-- start Data supplied --

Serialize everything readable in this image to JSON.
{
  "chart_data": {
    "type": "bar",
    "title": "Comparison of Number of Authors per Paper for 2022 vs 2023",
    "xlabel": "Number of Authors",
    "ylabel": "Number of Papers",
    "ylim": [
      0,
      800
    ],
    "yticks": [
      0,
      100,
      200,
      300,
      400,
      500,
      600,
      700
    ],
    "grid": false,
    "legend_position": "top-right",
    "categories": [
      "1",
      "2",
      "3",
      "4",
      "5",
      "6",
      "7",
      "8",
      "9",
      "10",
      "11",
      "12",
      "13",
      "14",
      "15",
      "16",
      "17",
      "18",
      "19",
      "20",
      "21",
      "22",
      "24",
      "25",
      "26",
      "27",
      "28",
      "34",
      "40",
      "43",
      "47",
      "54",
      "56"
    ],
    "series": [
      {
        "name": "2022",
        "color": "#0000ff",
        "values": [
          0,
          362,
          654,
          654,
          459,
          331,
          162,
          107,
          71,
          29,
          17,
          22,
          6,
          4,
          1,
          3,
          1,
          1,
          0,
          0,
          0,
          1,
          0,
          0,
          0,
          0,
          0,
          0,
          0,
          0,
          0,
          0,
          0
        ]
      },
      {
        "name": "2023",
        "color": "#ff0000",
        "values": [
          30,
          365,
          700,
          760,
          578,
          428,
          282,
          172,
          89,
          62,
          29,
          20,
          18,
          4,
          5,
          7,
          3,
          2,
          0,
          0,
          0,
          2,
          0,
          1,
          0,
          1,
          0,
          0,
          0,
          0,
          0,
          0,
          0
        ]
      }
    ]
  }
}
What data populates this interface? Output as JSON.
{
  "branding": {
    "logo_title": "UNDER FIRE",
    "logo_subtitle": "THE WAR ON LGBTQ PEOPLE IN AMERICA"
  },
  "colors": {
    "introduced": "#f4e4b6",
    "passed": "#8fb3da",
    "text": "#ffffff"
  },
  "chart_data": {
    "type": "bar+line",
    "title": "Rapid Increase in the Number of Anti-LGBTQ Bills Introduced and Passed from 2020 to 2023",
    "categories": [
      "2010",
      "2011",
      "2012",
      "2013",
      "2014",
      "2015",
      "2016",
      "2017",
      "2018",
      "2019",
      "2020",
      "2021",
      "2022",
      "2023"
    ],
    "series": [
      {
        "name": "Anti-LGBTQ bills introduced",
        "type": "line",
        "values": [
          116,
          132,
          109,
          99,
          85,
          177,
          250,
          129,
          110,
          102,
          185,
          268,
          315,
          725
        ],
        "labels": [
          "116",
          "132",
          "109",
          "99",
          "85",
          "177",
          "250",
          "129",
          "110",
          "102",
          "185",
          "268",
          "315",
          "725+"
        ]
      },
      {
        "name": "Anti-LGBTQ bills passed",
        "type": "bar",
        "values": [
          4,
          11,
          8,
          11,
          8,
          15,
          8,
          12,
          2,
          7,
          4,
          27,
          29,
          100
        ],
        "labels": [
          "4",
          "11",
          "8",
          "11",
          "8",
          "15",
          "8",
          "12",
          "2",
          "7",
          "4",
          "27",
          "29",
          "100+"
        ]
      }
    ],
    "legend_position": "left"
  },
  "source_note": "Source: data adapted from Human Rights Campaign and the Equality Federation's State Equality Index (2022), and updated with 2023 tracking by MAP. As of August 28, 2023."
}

-- end Data supplied --
-- start Data supplied --

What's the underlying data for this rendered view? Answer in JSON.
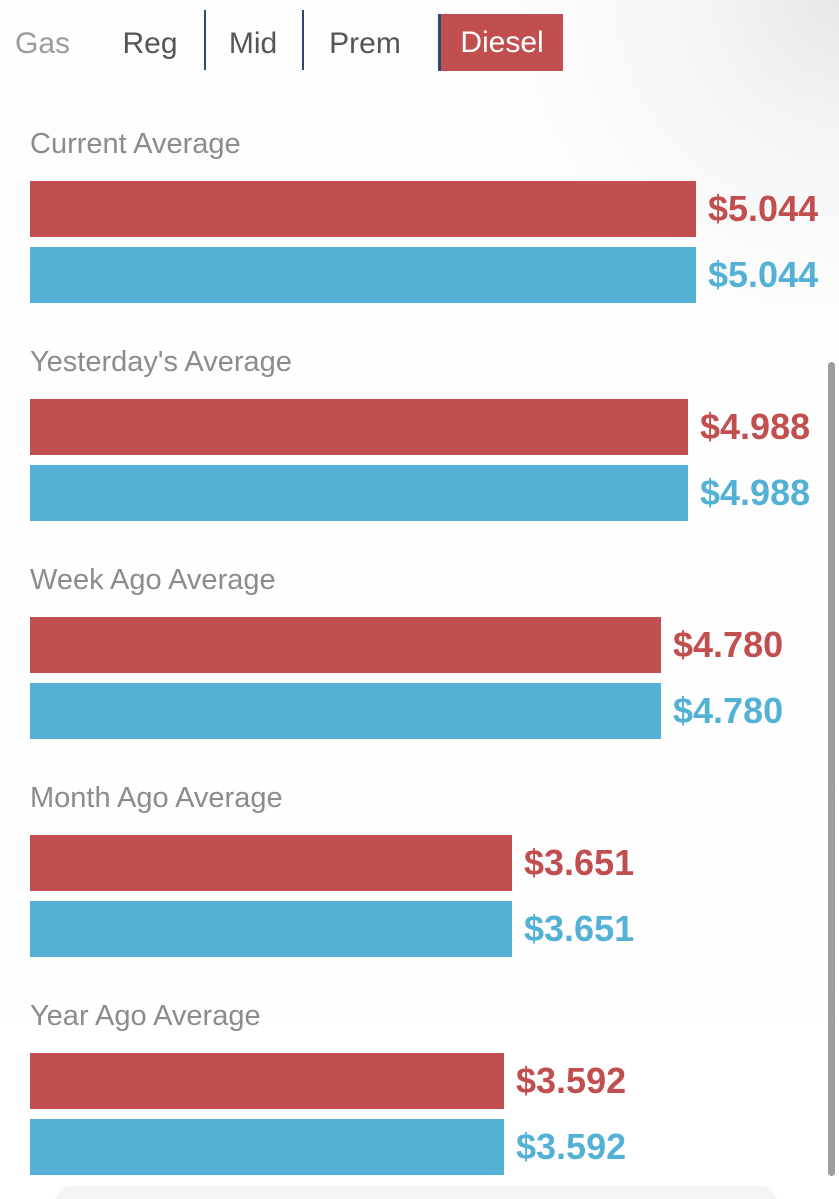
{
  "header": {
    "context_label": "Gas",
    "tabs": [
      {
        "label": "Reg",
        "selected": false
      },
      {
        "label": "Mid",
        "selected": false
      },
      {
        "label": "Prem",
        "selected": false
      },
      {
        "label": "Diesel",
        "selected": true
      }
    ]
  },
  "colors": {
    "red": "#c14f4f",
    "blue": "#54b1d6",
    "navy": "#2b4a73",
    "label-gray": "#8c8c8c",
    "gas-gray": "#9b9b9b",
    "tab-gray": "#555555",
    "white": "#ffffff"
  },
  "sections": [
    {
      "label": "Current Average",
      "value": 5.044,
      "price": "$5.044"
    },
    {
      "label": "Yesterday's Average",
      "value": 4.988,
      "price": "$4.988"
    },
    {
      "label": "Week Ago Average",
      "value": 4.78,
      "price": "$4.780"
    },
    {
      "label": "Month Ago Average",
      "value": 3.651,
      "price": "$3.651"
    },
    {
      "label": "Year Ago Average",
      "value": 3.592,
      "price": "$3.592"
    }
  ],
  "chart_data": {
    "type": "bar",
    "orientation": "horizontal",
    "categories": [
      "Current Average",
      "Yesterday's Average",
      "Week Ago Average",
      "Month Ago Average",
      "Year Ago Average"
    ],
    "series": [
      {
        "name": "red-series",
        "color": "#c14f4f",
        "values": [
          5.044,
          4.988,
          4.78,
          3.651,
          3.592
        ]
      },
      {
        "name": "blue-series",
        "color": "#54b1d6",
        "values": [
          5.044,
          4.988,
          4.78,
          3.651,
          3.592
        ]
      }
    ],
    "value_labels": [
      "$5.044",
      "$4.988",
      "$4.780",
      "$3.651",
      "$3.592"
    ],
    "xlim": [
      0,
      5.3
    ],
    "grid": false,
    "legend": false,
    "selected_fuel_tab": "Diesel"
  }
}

-- end Data supplied --

Search the listing for the word "Anti" and return each line that holds it.

    "title": "Rapid Increase in the Number of Anti-LGBTQ Bills Introduced and Passed from 2020 to 2023",
        "name": "Anti-LGBTQ bills introduced",
        "name": "Anti-LGBTQ bills passed",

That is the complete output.